Copy the lines of the records from the beginning through the line containing "brand-wordmark-bold: mumz — [90, 77, 133, 94]", inclusive.

═════ PROVIDED DATA

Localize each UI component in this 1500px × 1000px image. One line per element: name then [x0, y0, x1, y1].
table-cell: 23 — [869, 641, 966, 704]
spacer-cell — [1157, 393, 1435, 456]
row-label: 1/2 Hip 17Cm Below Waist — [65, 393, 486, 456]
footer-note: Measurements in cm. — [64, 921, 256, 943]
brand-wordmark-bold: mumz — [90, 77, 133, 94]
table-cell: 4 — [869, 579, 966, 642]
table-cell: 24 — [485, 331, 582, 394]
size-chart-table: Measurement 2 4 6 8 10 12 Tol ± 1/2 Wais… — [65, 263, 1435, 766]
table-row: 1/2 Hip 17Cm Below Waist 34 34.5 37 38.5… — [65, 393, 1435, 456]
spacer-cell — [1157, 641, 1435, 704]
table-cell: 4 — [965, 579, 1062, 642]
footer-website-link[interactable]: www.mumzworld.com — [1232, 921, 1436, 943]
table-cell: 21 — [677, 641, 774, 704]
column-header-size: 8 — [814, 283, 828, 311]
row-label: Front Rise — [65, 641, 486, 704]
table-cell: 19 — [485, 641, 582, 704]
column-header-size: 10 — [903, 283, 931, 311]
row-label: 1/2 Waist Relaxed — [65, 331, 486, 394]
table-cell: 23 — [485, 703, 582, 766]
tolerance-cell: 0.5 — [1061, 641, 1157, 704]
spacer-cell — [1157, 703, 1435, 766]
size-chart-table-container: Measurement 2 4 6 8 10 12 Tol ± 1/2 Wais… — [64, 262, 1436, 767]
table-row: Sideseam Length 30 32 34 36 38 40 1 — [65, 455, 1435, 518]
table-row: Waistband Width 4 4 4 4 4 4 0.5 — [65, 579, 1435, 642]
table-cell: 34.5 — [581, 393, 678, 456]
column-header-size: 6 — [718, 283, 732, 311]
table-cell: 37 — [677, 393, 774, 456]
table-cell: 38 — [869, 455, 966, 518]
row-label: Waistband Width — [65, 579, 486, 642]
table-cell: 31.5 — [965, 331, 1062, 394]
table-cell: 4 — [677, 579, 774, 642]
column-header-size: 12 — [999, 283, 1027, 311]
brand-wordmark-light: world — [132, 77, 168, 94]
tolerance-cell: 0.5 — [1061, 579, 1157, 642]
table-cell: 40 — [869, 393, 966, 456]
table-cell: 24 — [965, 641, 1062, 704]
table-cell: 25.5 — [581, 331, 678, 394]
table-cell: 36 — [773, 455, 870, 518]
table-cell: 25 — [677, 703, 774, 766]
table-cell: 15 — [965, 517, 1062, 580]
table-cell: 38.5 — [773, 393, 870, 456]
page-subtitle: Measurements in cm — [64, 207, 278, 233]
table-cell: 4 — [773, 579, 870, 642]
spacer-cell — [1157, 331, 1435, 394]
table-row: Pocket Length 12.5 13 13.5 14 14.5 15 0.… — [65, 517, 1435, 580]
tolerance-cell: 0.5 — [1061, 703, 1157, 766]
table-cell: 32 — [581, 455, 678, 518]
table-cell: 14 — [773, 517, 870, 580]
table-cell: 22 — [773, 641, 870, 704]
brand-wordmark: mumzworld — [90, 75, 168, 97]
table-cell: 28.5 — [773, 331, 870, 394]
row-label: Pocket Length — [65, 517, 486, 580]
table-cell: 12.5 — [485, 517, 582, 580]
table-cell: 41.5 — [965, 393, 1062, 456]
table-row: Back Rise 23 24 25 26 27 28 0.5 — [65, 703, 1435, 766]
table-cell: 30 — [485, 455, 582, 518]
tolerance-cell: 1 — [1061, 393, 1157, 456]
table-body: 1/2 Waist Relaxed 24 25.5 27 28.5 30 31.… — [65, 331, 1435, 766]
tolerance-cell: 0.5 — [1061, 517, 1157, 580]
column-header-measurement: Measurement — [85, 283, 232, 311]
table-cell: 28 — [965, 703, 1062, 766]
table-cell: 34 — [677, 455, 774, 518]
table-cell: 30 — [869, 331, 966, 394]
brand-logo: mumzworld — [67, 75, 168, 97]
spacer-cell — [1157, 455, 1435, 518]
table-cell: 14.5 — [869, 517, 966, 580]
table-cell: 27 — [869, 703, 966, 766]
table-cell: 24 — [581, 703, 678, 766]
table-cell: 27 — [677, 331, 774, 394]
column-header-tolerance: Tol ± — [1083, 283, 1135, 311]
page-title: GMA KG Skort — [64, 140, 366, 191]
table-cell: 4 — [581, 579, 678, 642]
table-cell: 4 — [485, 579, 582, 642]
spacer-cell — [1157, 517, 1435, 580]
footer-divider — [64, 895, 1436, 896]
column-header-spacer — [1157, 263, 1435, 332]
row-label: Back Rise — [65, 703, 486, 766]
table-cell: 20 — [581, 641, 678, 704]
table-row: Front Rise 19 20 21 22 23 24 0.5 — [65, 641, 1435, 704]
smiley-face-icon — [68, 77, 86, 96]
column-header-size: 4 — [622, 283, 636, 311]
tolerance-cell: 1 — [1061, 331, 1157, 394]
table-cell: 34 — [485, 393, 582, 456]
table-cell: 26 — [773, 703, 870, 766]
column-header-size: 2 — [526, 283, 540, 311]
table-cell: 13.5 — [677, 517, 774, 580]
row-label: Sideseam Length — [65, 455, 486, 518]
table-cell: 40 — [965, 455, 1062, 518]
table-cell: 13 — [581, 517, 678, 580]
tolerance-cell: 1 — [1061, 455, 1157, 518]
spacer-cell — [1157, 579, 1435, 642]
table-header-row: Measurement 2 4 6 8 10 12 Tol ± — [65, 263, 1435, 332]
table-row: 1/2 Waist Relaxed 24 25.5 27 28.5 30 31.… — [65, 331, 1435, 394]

══════════

__SOLUTION TO THIS TASK__:
Localize each UI component in this 1500px × 1000px image. One line per element: name then [x0, y0, x1, y1].
table-cell: 23 — [869, 641, 966, 704]
spacer-cell — [1157, 393, 1435, 456]
row-label: 1/2 Hip 17Cm Below Waist — [65, 393, 486, 456]
footer-note: Measurements in cm. — [64, 921, 256, 943]
brand-wordmark-bold: mumz — [90, 77, 133, 94]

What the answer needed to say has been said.